Excerpted passage:
##########

Regd. Strings...

In K&B's book on page 420 the text says:

String s = "abc"; //Creates one string object and one ref. var.
In this simple case, "abc" will go to the pool and s will refer to it.

String s = new String("abc"); //Creates two objects, and one ref var.
In this case, because we used the new keyword, Java will create a new String object in normal(non-pool) memory, and s will refer to it. In addition, the literal "abc" will be placed.

Why two objects are created in the second case? Still don't understand why the two cases are working differently. Plus, the second case looks like more inefficient.

In second case if i say:
String s1 = s;
Would s1 refer to the intermediate object pointed to by s or directly to "abc".

hi

understood the following statements and you will get clear on your doubts

1) Any initialisation object will be done by using new operator (i.e)

String s = new String("Testing");

2) Java provides a sring literal("") to create a String object so the above statment can be say as

String s = "Testing".


so the difference between the above two statement was , observe closely the second point and see in the first point now , we are using a String literal and also a new keyword

new String("Testing");

new keyword will create one Stirng object and also for the Stirng literal "Testing"


and

In second case if i say:
String s1 = s;
Would s1 refer to the intermediate object pointed to by s or directly to "abc".

yes you are right now you have two refernce s,s1 for a single String object "abc".

Have a look at immutable concept in String .... hope i'm clear to you ....

Hi Arul,
Getting the gist of what you are saying. Now see this:

String s = "Hello";
s(Ref. variable, not object) ----> "Hello" (An 'Object' in String Pool)

String s1 = new String("Hello");
s1(Ref. variable) ----> An anonymous String obj. ----> "Hello"

Now if i say,
String s2 = s1;

Will it be:
1) s2(Ref. variable) ----> anonymous String obj. ----> "Hello"
or
2) s2(Ref. variable) ----> "Hello"

If case 1) is true then it's kinda holding your ear from over your head i.e ridiculous.
If case 2) is true then what happens to the anonymous String object?

hi

hope this example helps you to get the points clear


public class StringTest { public static void main(String a[]) { String s = "abc"; String s1 = new String("abc"); String s2 = s1; String sDuplicate = "abc"; System.out.println("abc == s2 " + ("abc" == s2)); System.out.println("s2 == s1 " + (s2 == s1)); System.out.println("abc == s " + ("abc" == s)); System.out.println("s == s1 " + (s == s1)); System.out.println("s == sDuplicate " + (s == sDuplicate)); } }

output
------------

abc == s2 false
s2 == s1 true
abc == s true
s == s1 false
s == sDuplicate true

Damn, why didn't i checked it myself!!! So this new thing does work in a mysterious way. Thanks Arul, now i'm crystal clear on this.

nice Arul , now you have clearly explained to him with an example ....

##########

Data provided:
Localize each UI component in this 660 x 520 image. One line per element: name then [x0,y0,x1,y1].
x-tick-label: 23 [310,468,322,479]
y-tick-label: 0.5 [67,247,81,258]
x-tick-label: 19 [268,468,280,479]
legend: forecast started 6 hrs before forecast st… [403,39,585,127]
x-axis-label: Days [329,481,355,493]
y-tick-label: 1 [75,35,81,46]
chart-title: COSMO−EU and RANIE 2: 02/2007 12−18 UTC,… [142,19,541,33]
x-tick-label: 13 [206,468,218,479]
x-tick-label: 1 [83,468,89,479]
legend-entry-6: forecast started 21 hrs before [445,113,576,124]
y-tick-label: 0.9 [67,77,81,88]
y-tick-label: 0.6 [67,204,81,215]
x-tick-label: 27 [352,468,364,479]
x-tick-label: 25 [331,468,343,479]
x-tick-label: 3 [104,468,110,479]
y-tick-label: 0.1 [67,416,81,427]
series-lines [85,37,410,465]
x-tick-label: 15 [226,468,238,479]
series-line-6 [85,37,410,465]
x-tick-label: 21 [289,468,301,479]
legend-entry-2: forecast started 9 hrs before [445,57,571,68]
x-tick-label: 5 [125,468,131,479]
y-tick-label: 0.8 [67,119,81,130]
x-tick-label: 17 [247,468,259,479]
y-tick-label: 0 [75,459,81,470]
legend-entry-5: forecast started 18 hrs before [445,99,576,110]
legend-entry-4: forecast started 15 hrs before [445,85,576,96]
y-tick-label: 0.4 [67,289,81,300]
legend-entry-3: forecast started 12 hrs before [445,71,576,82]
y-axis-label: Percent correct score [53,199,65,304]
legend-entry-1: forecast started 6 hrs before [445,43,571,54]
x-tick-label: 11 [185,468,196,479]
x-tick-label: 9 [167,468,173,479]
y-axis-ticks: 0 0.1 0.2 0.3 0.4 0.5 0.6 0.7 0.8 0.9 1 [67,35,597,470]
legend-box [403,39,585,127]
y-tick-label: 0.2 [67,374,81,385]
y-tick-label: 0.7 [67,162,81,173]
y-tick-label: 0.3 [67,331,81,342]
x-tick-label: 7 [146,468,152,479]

##########

Tasks to complete:
1. Do these statements agree with the Java strings thread? Answer yes or no for each, and quote the words from the thread that decide it. (a) The book passage quoted at the start is on page 420. (b) The example program prints true for s == s1. (c) The person asking thinks the second case looks more efficient.
2. Can you quote the stretch of the Java strings thread from "Why two objects" through "like more inefficient."?

In response:
1.
(a) Yes: "In K&B's book on page 420 the text says:"
(b) No: "s == s1 false"
(c) No: "Plus, the second case looks like more inefficient."

2.
Why two objects are created in the second case? Still don't understand why the two cases are working differently. Plus, the second case looks like more inefficient.